### Prompt 1
In the text on the appeal, what reason did the wife give for calling police?
### Prompt 2
List every kind of conduct by which, under the disorderly conduct statute quoted in the text on the appeal, a person may recklessly cause inconvenience, annoyance or alarm to another.

### Extract
All three testified that the husband’s actions were directed at “protecting” the children — not harming them.
Simply because the two children were present in the home at the time of the altercation, may have witnessed part of the dispute and may have been upset or confused by their parents’ words and actions does not establish that the husband violated a duty of care, protection or support to his children or that he created a substantial risk to the health or safety of his children.
As such, the court reversed his conviction for child endangering.
Disorderly Conduct Charges Reversed on Appeal
The disorderly conduct statute at issue states: “No person shall recklessly cause inconvenience, annoyance or alarm to another, by * * * [e]ngaging in fighting, in threatening harm to persons or property, or in violent or turbulent behavior.”
The defendant argues that the city failed to present sufficient evidence that he acted with the requisite mens rea, i.e., that he recklessly caused inconvenience, annoyance or alarm to his wife. He contends because he and his wife testified that he “simply pushed his wife off his back as she continued to jump on him,” he could not be said to have “perverse[ly] disregard[ed] a known risk” or to have been acting “with heedless indifference to the consequences” of his actions.
He also argues that the trial court erroneously concluded that he was “engaging in fighting” when he was “merely attempting to disengage himself from his wife” and that there was insufficient evidence to support his conviction for disorderly conduct because the city failed to prove that any annoyance, inconvenience or alarm his wife experienced was “caused by” his “engaging in fighting.”
The court of appeals found insufficient evidence to support a conviction for disorderly conduct.
First, there was no evidence that Cohen at any point “threatened harm” or “engag[ed] in fighting” or other “violent or turbulent behavior” that evening.
When viewed in the light most favorable to the city, the evidence at most establishes that:
(1) when the defendant pushed his wife off his back “the last time * * * she fell off,” he pushed her off with sufficient force to cause her to “bounce” off the wall and slip or fall forward, hitting her head on the closet, and
(2) at some point during the altercation, he elbowed her in the head as he was pushing her off his back.
There was no evidence that the husband was the aggressor at any point during the altercation with his wife, that he was at any time involved in any type of physical combat or intense, forceful interaction with his wife or that his actions in pushing his wife off his back were acts of aggression.
The witnesses testified that each time he had physical contact with his wife that evening it was because she initiated the contact, “lunging at him” and “jumping on his back.”
Thus, based on the record, his conduct cannot be said to have constituted “engaging in fighting” or “violent or turbulent behavior.”
Even if his actions in pushing his wife off his back could be deemed to constitute “engaging in fighting” or “violent or turbulent behavior,” the city nevertheless failed to establish the requisite causal connection between such conduct and any annoyance, inconvenience or alarm experienced by his wife.
He pushed his wife off his back numerous times and each time, she “went back again” and jumped on his back.
Although the wife was “really frantic” and “crying and yelling” when he arrived at the residence, there was no evidence this was “caused by” the defendant’s actions in pushing her off his back (or any other conduct by the defendant).
To the contrary, the wife testified that she was “upset” and had called police because her husband told her he wanted a divorce and had taken their children away for the night, not because the defendant had pushed her, had been “fighting” with her, or had otherwise exhibited any “violent or turbulent behavior.”
Thus, the disorderly conduct conviction was also overturned.

### Information
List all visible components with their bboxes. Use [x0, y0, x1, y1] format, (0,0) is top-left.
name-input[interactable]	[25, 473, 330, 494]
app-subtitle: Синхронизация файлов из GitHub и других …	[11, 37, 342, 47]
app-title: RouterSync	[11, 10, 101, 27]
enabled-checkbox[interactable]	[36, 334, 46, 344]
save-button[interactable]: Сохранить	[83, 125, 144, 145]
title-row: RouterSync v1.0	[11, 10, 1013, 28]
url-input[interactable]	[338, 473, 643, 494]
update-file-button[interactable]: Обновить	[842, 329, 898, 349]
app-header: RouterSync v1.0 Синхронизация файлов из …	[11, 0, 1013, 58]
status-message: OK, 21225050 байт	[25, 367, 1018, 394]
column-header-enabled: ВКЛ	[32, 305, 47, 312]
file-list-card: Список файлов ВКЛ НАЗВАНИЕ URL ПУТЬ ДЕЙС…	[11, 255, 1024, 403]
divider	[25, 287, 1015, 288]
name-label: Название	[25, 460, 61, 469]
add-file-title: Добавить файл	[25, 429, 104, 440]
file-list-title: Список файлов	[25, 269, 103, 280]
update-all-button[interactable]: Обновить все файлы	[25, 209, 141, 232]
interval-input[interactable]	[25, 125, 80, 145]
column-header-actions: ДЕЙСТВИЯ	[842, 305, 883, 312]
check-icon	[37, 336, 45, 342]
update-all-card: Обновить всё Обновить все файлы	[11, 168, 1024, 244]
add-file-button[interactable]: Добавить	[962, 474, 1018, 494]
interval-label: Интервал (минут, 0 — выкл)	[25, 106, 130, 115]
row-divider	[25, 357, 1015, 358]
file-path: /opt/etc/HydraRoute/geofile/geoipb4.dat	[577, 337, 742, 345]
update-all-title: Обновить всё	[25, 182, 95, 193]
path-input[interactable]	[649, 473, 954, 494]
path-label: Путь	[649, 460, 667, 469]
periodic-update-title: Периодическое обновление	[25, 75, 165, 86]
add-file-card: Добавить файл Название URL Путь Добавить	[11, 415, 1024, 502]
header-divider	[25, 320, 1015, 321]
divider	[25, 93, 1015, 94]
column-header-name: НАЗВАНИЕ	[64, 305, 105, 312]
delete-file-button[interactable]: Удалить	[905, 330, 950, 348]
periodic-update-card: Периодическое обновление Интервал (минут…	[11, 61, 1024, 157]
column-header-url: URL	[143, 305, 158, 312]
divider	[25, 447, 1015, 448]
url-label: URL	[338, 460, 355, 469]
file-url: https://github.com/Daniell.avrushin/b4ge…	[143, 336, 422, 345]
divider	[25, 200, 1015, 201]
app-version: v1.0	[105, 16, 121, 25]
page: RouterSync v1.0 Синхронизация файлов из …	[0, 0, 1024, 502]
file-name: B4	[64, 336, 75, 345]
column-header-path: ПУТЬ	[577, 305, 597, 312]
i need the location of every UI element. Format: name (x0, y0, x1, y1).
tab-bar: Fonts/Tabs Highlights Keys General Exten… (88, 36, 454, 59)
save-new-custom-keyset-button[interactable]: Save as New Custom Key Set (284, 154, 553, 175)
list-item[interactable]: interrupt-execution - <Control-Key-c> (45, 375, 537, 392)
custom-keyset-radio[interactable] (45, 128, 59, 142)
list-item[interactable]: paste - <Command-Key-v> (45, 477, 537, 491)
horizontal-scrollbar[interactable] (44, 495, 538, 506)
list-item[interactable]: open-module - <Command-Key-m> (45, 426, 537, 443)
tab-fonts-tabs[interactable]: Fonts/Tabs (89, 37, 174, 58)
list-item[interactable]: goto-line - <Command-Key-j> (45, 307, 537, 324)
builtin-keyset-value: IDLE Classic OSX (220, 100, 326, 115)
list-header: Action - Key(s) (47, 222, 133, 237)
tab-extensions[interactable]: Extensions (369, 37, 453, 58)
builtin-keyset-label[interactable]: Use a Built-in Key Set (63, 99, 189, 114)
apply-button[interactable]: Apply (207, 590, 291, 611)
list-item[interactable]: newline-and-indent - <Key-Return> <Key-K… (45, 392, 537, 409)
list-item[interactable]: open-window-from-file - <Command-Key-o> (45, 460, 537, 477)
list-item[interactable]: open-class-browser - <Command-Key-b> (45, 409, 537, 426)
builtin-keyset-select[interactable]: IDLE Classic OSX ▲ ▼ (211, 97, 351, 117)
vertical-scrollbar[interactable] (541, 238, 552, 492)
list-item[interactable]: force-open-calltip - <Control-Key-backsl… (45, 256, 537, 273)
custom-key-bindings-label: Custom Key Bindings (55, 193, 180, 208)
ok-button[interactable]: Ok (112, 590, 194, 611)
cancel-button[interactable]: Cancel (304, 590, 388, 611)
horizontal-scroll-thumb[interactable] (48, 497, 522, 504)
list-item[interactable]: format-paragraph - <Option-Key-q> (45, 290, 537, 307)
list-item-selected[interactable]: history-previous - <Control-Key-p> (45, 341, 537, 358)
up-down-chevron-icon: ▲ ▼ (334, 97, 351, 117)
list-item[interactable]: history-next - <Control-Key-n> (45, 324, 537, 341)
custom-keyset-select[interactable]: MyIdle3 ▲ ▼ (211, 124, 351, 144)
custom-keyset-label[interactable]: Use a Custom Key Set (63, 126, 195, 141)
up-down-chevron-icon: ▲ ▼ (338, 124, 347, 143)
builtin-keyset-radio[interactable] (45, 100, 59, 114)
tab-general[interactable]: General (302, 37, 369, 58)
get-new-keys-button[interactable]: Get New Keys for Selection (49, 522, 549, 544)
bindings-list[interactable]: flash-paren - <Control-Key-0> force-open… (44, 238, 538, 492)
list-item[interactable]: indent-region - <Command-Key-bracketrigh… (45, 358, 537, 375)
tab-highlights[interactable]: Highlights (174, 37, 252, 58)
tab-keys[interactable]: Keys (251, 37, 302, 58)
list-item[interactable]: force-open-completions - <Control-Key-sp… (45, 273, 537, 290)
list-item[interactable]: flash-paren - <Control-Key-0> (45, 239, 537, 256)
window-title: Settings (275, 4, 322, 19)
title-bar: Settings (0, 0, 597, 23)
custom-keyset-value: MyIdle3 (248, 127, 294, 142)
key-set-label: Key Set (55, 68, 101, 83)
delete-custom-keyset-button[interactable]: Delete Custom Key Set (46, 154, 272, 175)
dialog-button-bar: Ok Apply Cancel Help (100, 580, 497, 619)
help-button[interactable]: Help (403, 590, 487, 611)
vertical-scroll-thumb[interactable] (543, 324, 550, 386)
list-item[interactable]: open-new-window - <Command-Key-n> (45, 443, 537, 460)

### Your solution 1
She called police because her husband told her he wanted a divorce and had taken their children away for the night.

### Your solution 2
- Engaging in fighting
- Threatening harm to persons or property
- Violent or turbulent behavior